### INSTRUCTIONS TO FOLLOW
Give back exactly the lines starting at the one with "Read this page and output its text content." and ending at the last line of the data below. Pictures are not part of the copy.

········

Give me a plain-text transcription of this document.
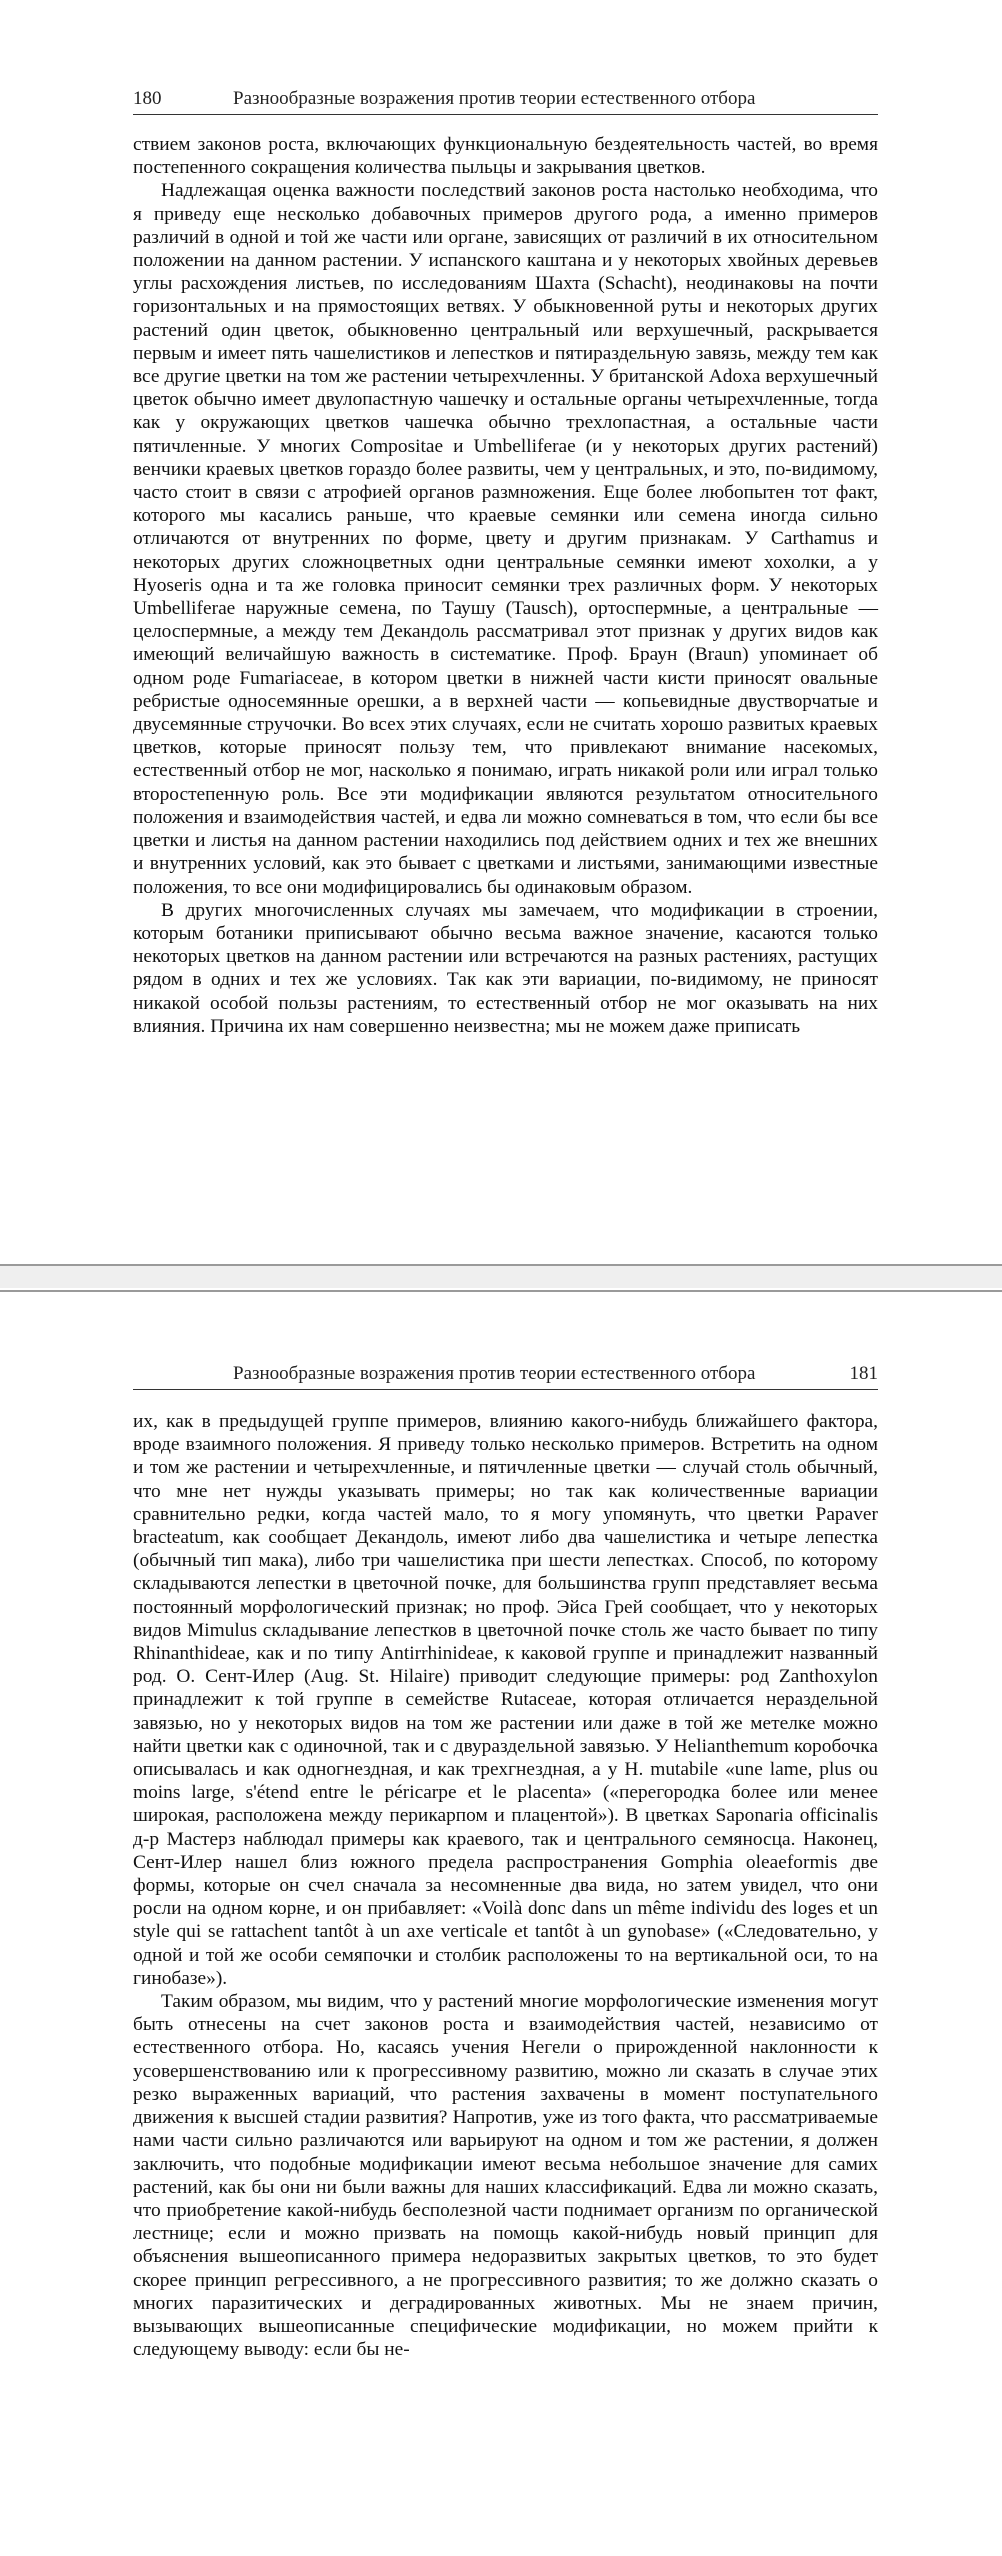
180	Разнообразные возражения против теории естественного отбора

ствием законов роста, включающих функциональную бездеятельность частей, во время постепенного сокращения количества пыльцы и закрывания цветков.

Надлежащая оценка важности последствий законов роста настолько необходима, что я приведу еще несколько добавочных примеров другого рода, а именно примеров различий в одной и той же части или органе, зависящих от различий в их относительном положении на данном растении. У испанского каштана и у некоторых хвойных деревьев углы расхождения листьев, по исследованиям Шахта (Schacht), неодинаковы на почти горизонтальных и на прямостоящих ветвях. У обыкновенной руты и некоторых других растений один цветок, обыкновенно центральный или верхушечный, раскрывается первым и имеет пять чашелистиков и лепестков и пятираздельную завязь, между тем как все другие цветки на том же растении четырехчленны. У британской Adoxa верхушечный цветок обычно имеет двулопастную чашечку и остальные органы четырехчленные, тогда как у окружающих цветков чашечка обычно трехлопастная, а остальные части пятичленные. У многих Compositae и Umbelliferae (и у некоторых других растений) венчики краевых цветков гораздо более развиты, чем у центральных, и это, по-видимому, часто стоит в связи с атрофией органов размножения. Еще более любопытен тот факт, которого мы касались раньше, что краевые семянки или семена иногда сильно отличаются от внутренних по форме, цвету и другим признакам. У Carthamus и некоторых других сложноцветных одни центральные семянки имеют хохолки, а у Hyoseris одна и та же головка приносит семянки трех различных форм. У некоторых Umbelliferae наружные семена, по Таушу (Tausch), ортоспермные, а центральные — целоспермные, а между тем Декандоль рассматривал этот признак у других видов как имеющий величайшую важность в систематике. Проф. Браун (Braun) упоминает об одном роде Fumariaceae, в котором цветки в нижней части кисти приносят овальные ребристые односемянные орешки, а в верхней части — копьевидные двустворчатые и двусемянные стручочки. Во всех этих случаях, если не считать хорошо развитых краевых цветков, которые приносят пользу тем, что привлекают внимание насекомых, естественный отбор не мог, насколько я понимаю, играть никакой роли или играл только второстепенную роль. Все эти модификации являются результатом относительного положения и взаимодействия частей, и едва ли можно сомневаться в том, что если бы все цветки и листья на данном растении находились под действием одних и тех же внешних и внутренних условий, как это бывает с цветками и листьями, занимающими известные положения, то все они модифицировались бы одинаковым образом.

В других многочисленных случаях мы замечаем, что модификации в строении, которым ботаники приписывают обычно весьма важное значение, касаются только некоторых цветков на данном растении или встречаются на разных растениях, растущих рядом в одних и тех же условиях. Так как эти вариации, по-видимому, не приносят никакой особой пользы растениям, то естественный отбор не мог оказывать на них влияния. Причина их нам совершенно неизвестна; мы не можем даже приписать

Разнообразные возражения против теории естественного отбора	181

их, как в предыдущей группе примеров, влиянию какого-нибудь ближайшего фактора, вроде взаимного положения. Я приведу только несколько примеров. Встретить на одном и том же растении и четырехчленные, и пятичленные цветки — случай столь обычный, что мне нет нужды указывать примеры; но так как количественные вариации сравнительно редки, когда частей мало, то я могу упомянуть, что цветки Papaver bracteatum, как сообщает Декандоль, имеют либо два чашелистика и четыре лепестка (обычный тип мака), либо три чашелистика при шести лепестках. Способ, по которому складываются лепестки в цветочной почке, для большинства групп представляет весьма постоянный морфологический признак; но проф. Эйса Грей сообщает, что у некоторых видов Mimulus складывание лепестков в цветочной почке столь же часто бывает по типу Rhinanthideae, как и по типу Antirrhinideae, к каковой группе и принадлежит названный род. О. Сент-Илер (Aug. St. Hilaire) приводит следующие примеры: род Zanthoxylon принадлежит к той группе в семействе Rutaceae, которая отличается нераздельной завязью, но у некоторых видов на том же растении или даже в той же метелке можно найти цветки как с одиночной, так и с двураздельной завязью. У Helianthemum коробочка описывалась и как одногнездная, и как трехгнездная, а у H. mutabile «une lame, plus ou moins large, s'étend entre le péricarpe et le placenta» («перегородка более или менее широкая, расположена между перикарпом и плацентой»). В цветках Saponaria officinalis д-р Мастерз наблюдал примеры как краевого, так и центрального семяносца. Наконец, Сент-Илер нашел близ южного предела распространения Gomphia oleaeformis две формы, которые он счел сначала за несомненные два вида, но затем увидел, что они росли на одном корне, и он прибавляет: «Voilà donc dans un même individu des loges et un style qui se rattachent tantôt à un axe verticale et tantôt à un gynobase» («Следовательно, у одной и той же особи семяпочки и столбик расположены то на вертикальной оси, то на гинобазе»).

Таким образом, мы видим, что у растений многие морфологические изменения могут быть отнесены на счет законов роста и взаимодействия частей, независимо от естественного отбора. Но, касаясь учения Негели о прирожденной наклонности к усовершенствованию или к прогрессивному развитию, можно ли сказать в случае этих резко выраженных вариаций, что растения захвачены в момент поступательного движения к высшей стадии развития? Напротив, уже из того факта, что рассматриваемые нами части сильно различаются или варьируют на одном и том же растении, я должен заключить, что подобные модификации имеют весьма небольшое значение для самих растений, как бы они ни были важны для наших классификаций. Едва ли можно сказать, что приобретение какой-нибудь бесполезной части поднимает организм по органической лестнице; если и можно призвать на помощь какой-нибудь новый принцип для объяснения вышеописанного примера недоразвитых закрытых цветков, то это будет скорее принцип регрессивного, а не прогрессивного развития; то же должно сказать о многих паразитических и деградированных животных. Мы не знаем причин, вызывающих вышеописанные специфические модификации, но можем прийти к следующему выводу: если бы не-
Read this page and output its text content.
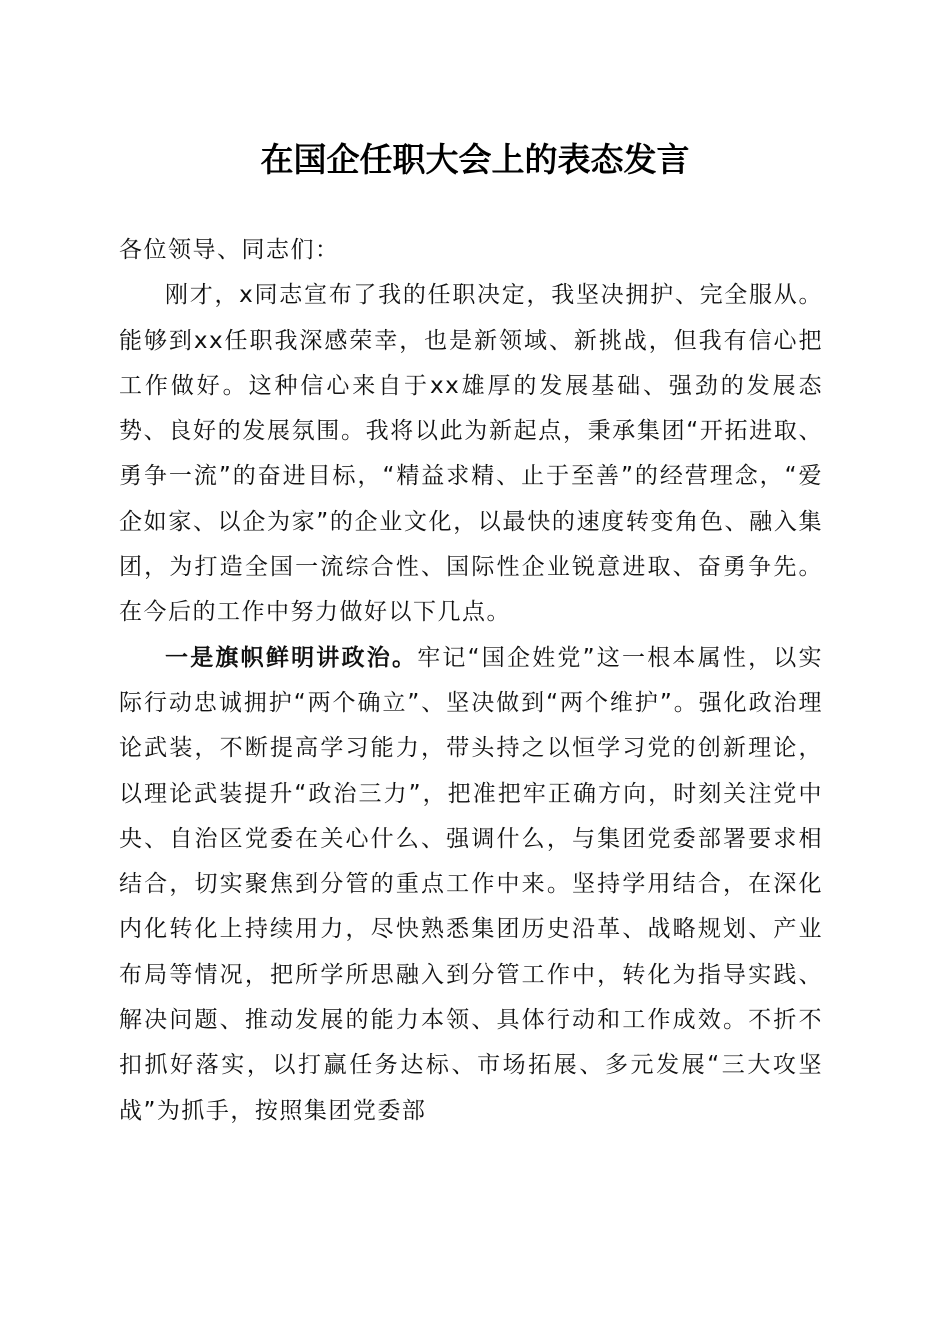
在国企任职大会上的表态发言

各位领导、同志们：

刚才，x同志宣布了我的任职决定，我坚决拥护、完全服从。能够到xx任职我深感荣幸，也是新领域、新挑战，但我有信心把工作做好。这种信心来自于xx雄厚的发展基础、强劲的发展态势、良好的发展氛围。我将以此为新起点，秉承集团“开拓进取、勇争一流”的奋进目标，“精益求精、止于至善”的经营理念，“爱企如家、以企为家”的企业文化，以最快的速度转变角色、融入集团，为打造全国一流综合性、国际性企业锐意进取、奋勇争先。在今后的工作中努力做好以下几点。

一是旗帜鲜明讲政治。牢记“国企姓党”这一根本属性，以实际行动忠诚拥护“两个确立”、坚决做到“两个维护”。强化政治理论武装，不断提高学习能力，带头持之以恒学习党的创新理论，以理论武装提升“政治三力”，把准把牢正确方向，时刻关注党中央、自治区党委在关心什么、强调什么，与集团党委部署要求相结合，切实聚焦到分管的重点工作中来。坚持学用结合，在深化内化转化上持续用力，尽快熟悉集团历史沿革、战略规划、产业布局等情况，把所学所思融入到分管工作中，转化为指导实践、解决问题、推动发展的能力本领、具体行动和工作成效。不折不扣抓好落实，以打赢任务达标、市场拓展、多元发展“三大攻坚战”为抓手，按照集团党委部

········

### RESULT
Read this page and output its text content.
在国企任职大会上的表态发言

各位领导、同志们：

刚才，x同志宣布了我的任职决定，我坚决拥护、完全服从。能够到xx任职我深感荣幸，也是新领域、新挑战，但我有信心把工作做好。这种信心来自于xx雄厚的发展基础、强劲的发展态势、良好的发展氛围。我将以此为新起点，秉承集团“开拓进取、勇争一流”的奋进目标，“精益求精、止于至善”的经营理念，“爱企如家、以企为家”的企业文化，以最快的速度转变角色、融入集团，为打造全国一流综合性、国际性企业锐意进取、奋勇争先。在今后的工作中努力做好以下几点。

一是旗帜鲜明讲政治。牢记“国企姓党”这一根本属性，以实际行动忠诚拥护“两个确立”、坚决做到“两个维护”。强化政治理论武装，不断提高学习能力，带头持之以恒学习党的创新理论，以理论武装提升“政治三力”，把准把牢正确方向，时刻关注党中央、自治区党委在关心什么、强调什么，与集团党委部署要求相结合，切实聚焦到分管的重点工作中来。坚持学用结合，在深化内化转化上持续用力，尽快熟悉集团历史沿革、战略规划、产业布局等情况，把所学所思融入到分管工作中，转化为指导实践、解决问题、推动发展的能力本领、具体行动和工作成效。不折不扣抓好落实，以打赢任务达标、市场拓展、多元发展“三大攻坚战”为抓手，按照集团党委部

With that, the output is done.